*WRITTEN REQUEST*
Find every line in the records below that holds the word "icon" and copy it.

*ENTRIES SUPPLIED*
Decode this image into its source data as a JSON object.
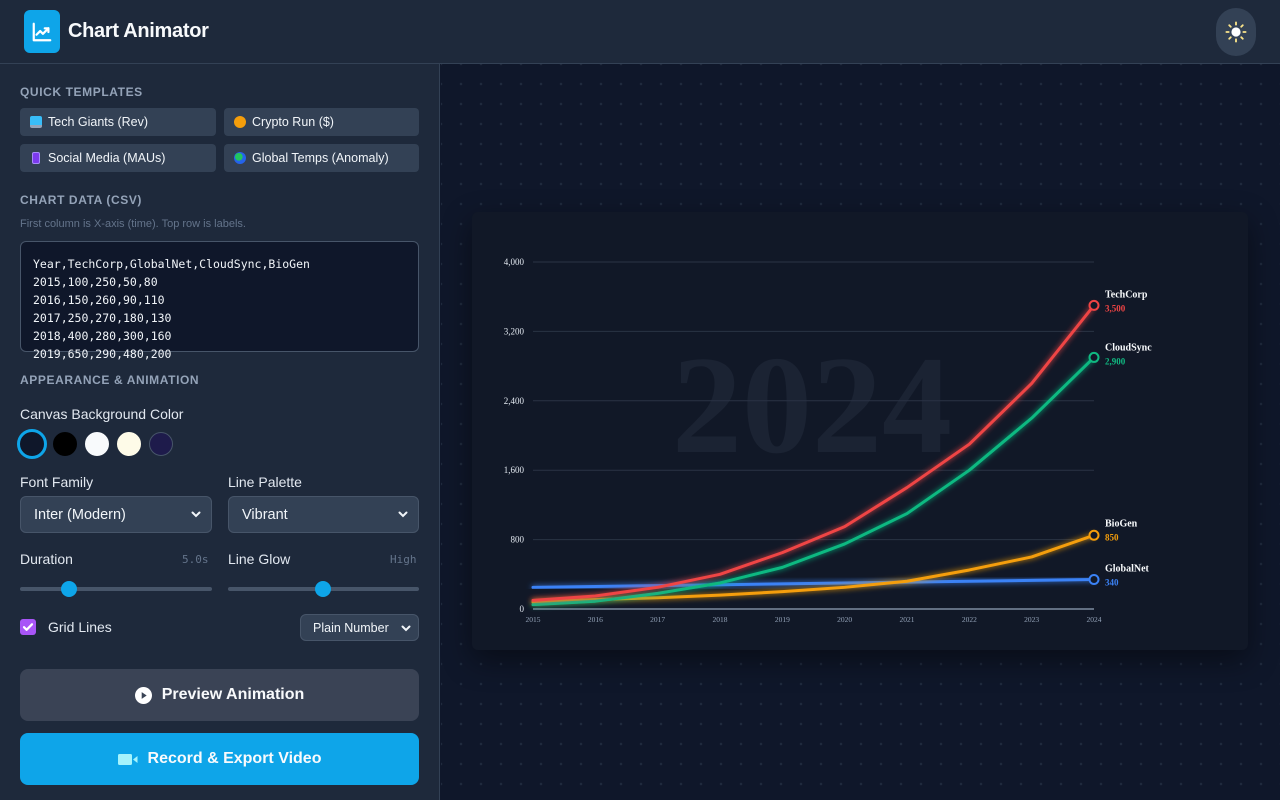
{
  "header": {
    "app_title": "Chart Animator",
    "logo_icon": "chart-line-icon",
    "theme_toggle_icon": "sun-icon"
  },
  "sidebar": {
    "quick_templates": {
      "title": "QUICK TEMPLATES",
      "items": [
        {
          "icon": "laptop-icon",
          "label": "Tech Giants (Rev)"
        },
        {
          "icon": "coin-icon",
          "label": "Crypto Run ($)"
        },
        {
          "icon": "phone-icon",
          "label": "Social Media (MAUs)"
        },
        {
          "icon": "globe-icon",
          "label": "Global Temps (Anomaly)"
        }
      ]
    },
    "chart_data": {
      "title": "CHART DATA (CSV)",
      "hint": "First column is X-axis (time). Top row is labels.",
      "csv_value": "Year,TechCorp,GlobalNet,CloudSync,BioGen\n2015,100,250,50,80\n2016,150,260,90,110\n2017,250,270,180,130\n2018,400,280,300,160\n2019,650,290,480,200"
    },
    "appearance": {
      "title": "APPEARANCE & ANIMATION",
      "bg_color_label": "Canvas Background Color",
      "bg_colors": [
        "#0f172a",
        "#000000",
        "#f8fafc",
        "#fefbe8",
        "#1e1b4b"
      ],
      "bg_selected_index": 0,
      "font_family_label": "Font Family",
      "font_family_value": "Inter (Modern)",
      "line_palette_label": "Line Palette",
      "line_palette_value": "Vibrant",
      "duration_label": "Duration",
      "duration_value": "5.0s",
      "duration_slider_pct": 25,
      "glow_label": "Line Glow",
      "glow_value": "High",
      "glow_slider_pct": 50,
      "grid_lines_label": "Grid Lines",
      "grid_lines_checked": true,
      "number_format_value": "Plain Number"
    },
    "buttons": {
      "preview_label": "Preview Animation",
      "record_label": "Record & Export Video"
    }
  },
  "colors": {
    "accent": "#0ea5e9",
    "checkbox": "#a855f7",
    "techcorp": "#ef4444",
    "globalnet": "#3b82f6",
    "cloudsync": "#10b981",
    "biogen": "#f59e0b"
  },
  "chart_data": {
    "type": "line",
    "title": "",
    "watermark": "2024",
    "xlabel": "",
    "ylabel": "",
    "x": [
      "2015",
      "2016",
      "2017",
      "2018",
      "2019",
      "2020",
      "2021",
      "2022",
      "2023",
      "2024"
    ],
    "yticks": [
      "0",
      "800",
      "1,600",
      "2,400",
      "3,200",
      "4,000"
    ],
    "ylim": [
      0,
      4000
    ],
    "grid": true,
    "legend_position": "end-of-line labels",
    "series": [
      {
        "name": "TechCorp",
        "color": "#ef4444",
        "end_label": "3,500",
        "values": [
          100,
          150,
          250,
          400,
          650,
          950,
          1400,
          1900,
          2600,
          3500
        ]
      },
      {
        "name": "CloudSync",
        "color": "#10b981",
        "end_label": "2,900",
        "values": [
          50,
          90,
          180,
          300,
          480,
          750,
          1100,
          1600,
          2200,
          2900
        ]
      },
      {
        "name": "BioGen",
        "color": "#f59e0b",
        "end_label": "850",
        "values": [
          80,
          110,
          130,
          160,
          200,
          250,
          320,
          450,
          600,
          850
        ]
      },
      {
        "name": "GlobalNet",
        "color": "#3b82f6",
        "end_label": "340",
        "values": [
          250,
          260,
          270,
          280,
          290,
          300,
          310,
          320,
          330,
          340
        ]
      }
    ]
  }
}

---

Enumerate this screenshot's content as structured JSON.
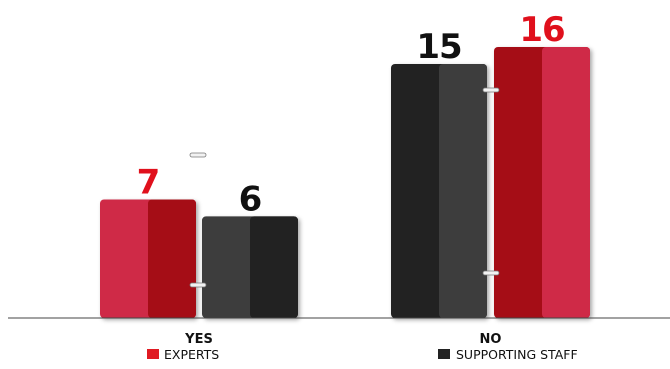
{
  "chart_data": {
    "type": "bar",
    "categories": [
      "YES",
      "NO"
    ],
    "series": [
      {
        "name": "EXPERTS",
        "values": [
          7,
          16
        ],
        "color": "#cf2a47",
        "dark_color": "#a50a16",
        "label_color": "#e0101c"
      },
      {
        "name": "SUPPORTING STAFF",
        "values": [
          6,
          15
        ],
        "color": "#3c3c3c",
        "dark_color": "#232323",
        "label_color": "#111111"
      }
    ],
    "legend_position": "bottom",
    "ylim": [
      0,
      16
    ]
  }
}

*ANSWER TO THE PROBLEM*
    "logo_icon": "chart-line-icon",
    "theme_toggle_icon": "sun-icon"
          "icon": "laptop-icon",
          "icon": "coin-icon",
          "icon": "phone-icon",
          "icon": "globe-icon",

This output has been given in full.